Quote the entries that follow exactly, leaving none out.

Stored records
• • • • •

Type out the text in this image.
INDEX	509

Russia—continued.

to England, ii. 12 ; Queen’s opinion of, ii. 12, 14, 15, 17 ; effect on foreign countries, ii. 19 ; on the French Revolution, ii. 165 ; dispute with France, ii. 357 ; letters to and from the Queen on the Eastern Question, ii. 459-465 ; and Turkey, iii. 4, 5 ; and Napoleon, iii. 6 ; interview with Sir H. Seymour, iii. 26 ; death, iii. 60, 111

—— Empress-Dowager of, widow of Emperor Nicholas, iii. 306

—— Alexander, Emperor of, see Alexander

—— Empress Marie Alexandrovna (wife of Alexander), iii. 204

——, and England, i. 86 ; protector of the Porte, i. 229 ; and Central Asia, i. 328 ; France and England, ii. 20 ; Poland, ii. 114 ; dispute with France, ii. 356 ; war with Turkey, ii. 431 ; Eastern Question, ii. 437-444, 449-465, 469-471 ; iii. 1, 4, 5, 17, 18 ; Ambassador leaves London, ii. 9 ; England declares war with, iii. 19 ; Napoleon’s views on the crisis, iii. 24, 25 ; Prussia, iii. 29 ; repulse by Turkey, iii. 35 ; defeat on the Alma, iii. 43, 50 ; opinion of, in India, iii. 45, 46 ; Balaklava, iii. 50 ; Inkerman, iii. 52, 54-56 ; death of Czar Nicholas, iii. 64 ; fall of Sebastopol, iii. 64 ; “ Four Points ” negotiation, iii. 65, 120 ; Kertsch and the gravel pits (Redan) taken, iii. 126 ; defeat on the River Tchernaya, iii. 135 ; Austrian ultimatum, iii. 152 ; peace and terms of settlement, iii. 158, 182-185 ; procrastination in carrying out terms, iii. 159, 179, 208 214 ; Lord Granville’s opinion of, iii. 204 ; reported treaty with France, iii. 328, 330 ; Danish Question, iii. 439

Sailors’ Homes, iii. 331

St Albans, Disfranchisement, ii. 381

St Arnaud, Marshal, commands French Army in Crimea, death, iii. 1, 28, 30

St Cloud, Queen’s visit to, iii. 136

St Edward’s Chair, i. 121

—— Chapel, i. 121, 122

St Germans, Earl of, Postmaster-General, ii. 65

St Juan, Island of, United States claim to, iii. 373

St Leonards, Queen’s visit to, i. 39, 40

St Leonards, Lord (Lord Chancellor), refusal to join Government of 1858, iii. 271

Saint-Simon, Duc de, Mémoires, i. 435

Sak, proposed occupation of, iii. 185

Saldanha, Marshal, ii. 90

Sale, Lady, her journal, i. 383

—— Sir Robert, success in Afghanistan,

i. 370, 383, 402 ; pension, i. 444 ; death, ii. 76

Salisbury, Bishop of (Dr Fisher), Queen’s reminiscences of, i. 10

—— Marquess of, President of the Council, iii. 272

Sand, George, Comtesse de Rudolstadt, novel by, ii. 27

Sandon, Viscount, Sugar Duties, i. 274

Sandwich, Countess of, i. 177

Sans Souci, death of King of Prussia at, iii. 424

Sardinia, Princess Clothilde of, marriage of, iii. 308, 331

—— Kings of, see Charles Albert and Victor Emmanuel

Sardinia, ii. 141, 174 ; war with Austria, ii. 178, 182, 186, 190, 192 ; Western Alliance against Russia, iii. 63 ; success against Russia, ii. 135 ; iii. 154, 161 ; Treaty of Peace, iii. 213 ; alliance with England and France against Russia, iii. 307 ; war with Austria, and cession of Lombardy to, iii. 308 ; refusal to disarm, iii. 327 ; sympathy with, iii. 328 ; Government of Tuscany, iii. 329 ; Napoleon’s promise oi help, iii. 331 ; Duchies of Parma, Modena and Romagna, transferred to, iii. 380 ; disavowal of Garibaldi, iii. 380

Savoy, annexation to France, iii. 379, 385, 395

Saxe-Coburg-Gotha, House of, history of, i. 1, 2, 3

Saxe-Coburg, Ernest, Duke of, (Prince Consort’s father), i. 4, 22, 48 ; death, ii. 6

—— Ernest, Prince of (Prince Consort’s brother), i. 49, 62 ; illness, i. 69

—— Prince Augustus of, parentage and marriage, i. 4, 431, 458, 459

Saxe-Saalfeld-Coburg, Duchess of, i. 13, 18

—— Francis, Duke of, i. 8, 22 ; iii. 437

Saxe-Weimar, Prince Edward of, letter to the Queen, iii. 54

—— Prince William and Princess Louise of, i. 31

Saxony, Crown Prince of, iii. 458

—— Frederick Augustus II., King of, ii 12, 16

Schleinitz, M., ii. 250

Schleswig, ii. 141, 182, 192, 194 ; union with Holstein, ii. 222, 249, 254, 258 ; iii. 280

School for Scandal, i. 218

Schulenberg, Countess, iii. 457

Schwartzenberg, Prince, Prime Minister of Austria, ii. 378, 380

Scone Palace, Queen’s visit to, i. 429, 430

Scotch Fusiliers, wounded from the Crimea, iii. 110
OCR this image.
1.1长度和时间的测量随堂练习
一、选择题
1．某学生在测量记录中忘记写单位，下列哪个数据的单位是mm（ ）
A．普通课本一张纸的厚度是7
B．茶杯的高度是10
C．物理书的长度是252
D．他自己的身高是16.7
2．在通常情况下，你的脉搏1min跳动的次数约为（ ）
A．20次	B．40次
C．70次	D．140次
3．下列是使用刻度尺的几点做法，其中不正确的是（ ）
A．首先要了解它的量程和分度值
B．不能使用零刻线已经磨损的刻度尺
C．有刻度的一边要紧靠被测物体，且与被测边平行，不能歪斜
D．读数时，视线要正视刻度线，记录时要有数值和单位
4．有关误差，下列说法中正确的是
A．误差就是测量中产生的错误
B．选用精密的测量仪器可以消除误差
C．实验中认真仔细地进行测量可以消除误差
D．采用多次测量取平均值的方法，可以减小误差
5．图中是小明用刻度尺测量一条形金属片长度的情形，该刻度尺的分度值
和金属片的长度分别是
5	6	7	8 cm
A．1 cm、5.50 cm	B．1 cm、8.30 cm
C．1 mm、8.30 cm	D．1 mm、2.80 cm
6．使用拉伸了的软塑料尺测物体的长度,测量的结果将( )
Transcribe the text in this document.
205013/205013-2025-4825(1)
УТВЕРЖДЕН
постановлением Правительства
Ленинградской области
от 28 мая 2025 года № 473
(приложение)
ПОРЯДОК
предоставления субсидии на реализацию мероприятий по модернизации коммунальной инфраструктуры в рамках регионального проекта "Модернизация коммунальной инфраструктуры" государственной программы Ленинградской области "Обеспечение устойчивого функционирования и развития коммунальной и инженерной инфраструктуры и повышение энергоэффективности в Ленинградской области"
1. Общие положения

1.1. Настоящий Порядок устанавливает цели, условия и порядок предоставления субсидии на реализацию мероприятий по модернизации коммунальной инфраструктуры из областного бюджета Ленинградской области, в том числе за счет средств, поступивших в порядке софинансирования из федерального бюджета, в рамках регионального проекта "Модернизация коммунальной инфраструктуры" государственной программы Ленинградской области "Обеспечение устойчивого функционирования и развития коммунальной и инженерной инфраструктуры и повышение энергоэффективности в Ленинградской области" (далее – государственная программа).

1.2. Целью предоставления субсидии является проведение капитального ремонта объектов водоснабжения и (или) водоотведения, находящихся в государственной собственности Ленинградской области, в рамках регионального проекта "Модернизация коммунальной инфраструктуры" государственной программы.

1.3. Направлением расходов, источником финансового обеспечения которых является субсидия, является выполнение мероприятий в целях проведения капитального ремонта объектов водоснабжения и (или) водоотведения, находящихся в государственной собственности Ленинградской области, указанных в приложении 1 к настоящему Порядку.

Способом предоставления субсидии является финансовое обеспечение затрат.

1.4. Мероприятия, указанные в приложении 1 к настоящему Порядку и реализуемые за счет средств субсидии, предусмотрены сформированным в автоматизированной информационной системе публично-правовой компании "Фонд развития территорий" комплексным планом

• • • • •

Full output:
Type out the text in this image.
INDEX	509

Russia—continued.

to England, ii. 12 ; Queen’s opinion of, ii. 12, 14, 15, 17 ; effect on foreign countries, ii. 19 ; on the French Revolution, ii. 165 ; dispute with France, ii. 357 ; letters to and from the Queen on the Eastern Question, ii. 459-465 ; and Turkey, iii. 4, 5 ; and Napoleon, iii. 6 ; interview with Sir H. Seymour, iii. 26 ; death, iii. 60, 111

—— Empress-Dowager of, widow of Emperor Nicholas, iii. 306

—— Alexander, Emperor of, see Alexander

—— Empress Marie Alexandrovna (wife of Alexander), iii. 204

——, and England, i. 86 ; protector of the Porte, i. 229 ; and Central Asia, i. 328 ; France and England, ii. 20 ; Poland, ii. 114 ; dispute with France, ii. 356 ; war with Turkey, ii. 431 ; Eastern Question, ii. 437-444, 449-465, 469-471 ; iii. 1, 4, 5, 17, 18 ; Ambassador leaves London, ii. 9 ; England declares war with, iii. 19 ; Napoleon’s views on the crisis, iii. 24, 25 ; Prussia, iii. 29 ; repulse by Turkey, iii. 35 ; defeat on the Alma, iii. 43, 50 ; opinion of, in India, iii. 45, 46 ; Balaklava, iii. 50 ; Inkerman, iii. 52, 54-56 ; death of Czar Nicholas, iii. 64 ; fall of Sebastopol, iii. 64 ; “ Four Points ” negotiation, iii. 65, 120 ; Kertsch and the gravel pits (Redan) taken, iii. 126 ; defeat on the River Tchernaya, iii. 135 ; Austrian ultimatum, iii. 152 ; peace and terms of settlement, iii. 158, 182-185 ; procrastination in carrying out terms, iii. 159, 179, 208 214 ; Lord Granville’s opinion of, iii. 204 ; reported treaty with France, iii. 328, 330 ; Danish Question, iii. 439

Sailors’ Homes, iii. 331

St Albans, Disfranchisement, ii. 381

St Arnaud, Marshal, commands French Army in Crimea, death, iii. 1, 28, 30

St Cloud, Queen’s visit to, iii. 136

St Edward’s Chair, i. 121

—— Chapel, i. 121, 122

St Germans, Earl of, Postmaster-General, ii. 65

St Juan, Island of, United States claim to, iii. 373

St Leonards, Queen’s visit to, i. 39, 40

St Leonards, Lord (Lord Chancellor), refusal to join Government of 1858, iii. 271

Saint-Simon, Duc de, Mémoires, i. 435

Sak, proposed occupation of, iii. 185

Saldanha, Marshal, ii. 90

Sale, Lady, her journal, i. 383

—— Sir Robert, success in Afghanistan,

i. 370, 383, 402 ; pension, i. 444 ; death, ii. 76

Salisbury, Bishop of (Dr Fisher), Queen’s reminiscences of, i. 10

—— Marquess of, President of the Council, iii. 272

Sand, George, Comtesse de Rudolstadt, novel by, ii. 27

Sandon, Viscount, Sugar Duties, i. 274

Sandwich, Countess of, i. 177

Sans Souci, death of King of Prussia at, iii. 424

Sardinia, Princess Clothilde of, marriage of, iii. 308, 331

—— Kings of, see Charles Albert and Victor Emmanuel

Sardinia, ii. 141, 174 ; war with Austria, ii. 178, 182, 186, 190, 192 ; Western Alliance against Russia, iii. 63 ; success against Russia, ii. 135 ; iii. 154, 161 ; Treaty of Peace, iii. 213 ; alliance with England and France against Russia, iii. 307 ; war with Austria, and cession of Lombardy to, iii. 308 ; refusal to disarm, iii. 327 ; sympathy with, iii. 328 ; Government of Tuscany, iii. 329 ; Napoleon’s promise oi help, iii. 331 ; Duchies of Parma, Modena and Romagna, transferred to, iii. 380 ; disavowal of Garibaldi, iii. 380

Savoy, annexation to France, iii. 379, 385, 395

Saxe-Coburg-Gotha, House of, history of, i. 1, 2, 3

Saxe-Coburg, Ernest, Duke of, (Prince Consort’s father), i. 4, 22, 48 ; death, ii. 6

—— Ernest, Prince of (Prince Consort’s brother), i. 49, 62 ; illness, i. 69

—— Prince Augustus of, parentage and marriage, i. 4, 431, 458, 459

Saxe-Saalfeld-Coburg, Duchess of, i. 13, 18

—— Francis, Duke of, i. 8, 22 ; iii. 437

Saxe-Weimar, Prince Edward of, letter to the Queen, iii. 54

—— Prince William and Princess Louise of, i. 31

Saxony, Crown Prince of, iii. 458

—— Frederick Augustus II., King of, ii 12, 16

Schleinitz, M., ii. 250

Schleswig, ii. 141, 182, 192, 194 ; union with Holstein, ii. 222, 249, 254, 258 ; iii. 280

School for Scandal, i. 218

Schulenberg, Countess, iii. 457

Schwartzenberg, Prince, Prime Minister of Austria, ii. 378, 380

Scone Palace, Queen’s visit to, i. 429, 430

Scotch Fusiliers, wounded from the Crimea, iii. 110
OCR this image.
1.1长度和时间的测量随堂练习
一、选择题
1．某学生在测量记录中忘记写单位，下列哪个数据的单位是mm（ ）
A．普通课本一张纸的厚度是7
B．茶杯的高度是10
C．物理书的长度是252
D．他自己的身高是16.7
2．在通常情况下，你的脉搏1min跳动的次数约为（ ）
A．20次	B．40次
C．70次	D．140次
3．下列是使用刻度尺的几点做法，其中不正确的是（ ）
A．首先要了解它的量程和分度值
B．不能使用零刻线已经磨损的刻度尺
C．有刻度的一边要紧靠被测物体，且与被测边平行，不能歪斜
D．读数时，视线要正视刻度线，记录时要有数值和单位
4．有关误差，下列说法中正确的是
A．误差就是测量中产生的错误
B．选用精密的测量仪器可以消除误差
C．实验中认真仔细地进行测量可以消除误差
D．采用多次测量取平均值的方法，可以减小误差
5．图中是小明用刻度尺测量一条形金属片长度的情形，该刻度尺的分度值
和金属片的长度分别是
5	6	7	8 cm
A．1 cm、5.50 cm	B．1 cm、8.30 cm
C．1 mm、8.30 cm	D．1 mm、2.80 cm
6．使用拉伸了的软塑料尺测物体的长度,测量的结果将( )
Transcribe the text in this document.
205013/205013-2025-4825(1)
УТВЕРЖДЕН
постановлением Правительства
Ленинградской области
от 28 мая 2025 года № 473
(приложение)
ПОРЯДОК
предоставления субсидии на реализацию мероприятий по модернизации коммунальной инфраструктуры в рамках регионального проекта "Модернизация коммунальной инфраструктуры" государственной программы Ленинградской области "Обеспечение устойчивого функционирования и развития коммунальной и инженерной инфраструктуры и повышение энергоэффективности в Ленинградской области"
1. Общие положения

1.1. Настоящий Порядок устанавливает цели, условия и порядок предоставления субсидии на реализацию мероприятий по модернизации коммунальной инфраструктуры из областного бюджета Ленинградской области, в том числе за счет средств, поступивших в порядке софинансирования из федерального бюджета, в рамках регионального проекта "Модернизация коммунальной инфраструктуры" государственной программы Ленинградской области "Обеспечение устойчивого функционирования и развития коммунальной и инженерной инфраструктуры и повышение энергоэффективности в Ленинградской области" (далее – государственная программа).

1.2. Целью предоставления субсидии является проведение капитального ремонта объектов водоснабжения и (или) водоотведения, находящихся в государственной собственности Ленинградской области, в рамках регионального проекта "Модернизация коммунальной инфраструктуры" государственной программы.

1.3. Направлением расходов, источником финансового обеспечения которых является субсидия, является выполнение мероприятий в целях проведения капитального ремонта объектов водоснабжения и (или) водоотведения, находящихся в государственной собственности Ленинградской области, указанных в приложении 1 к настоящему Порядку.

Способом предоставления субсидии является финансовое обеспечение затрат.

1.4. Мероприятия, указанные в приложении 1 к настоящему Порядку и реализуемые за счет средств субсидии, предусмотрены сформированным в автоматизированной информационной системе публично-правовой компании "Фонд развития территорий" комплексным планом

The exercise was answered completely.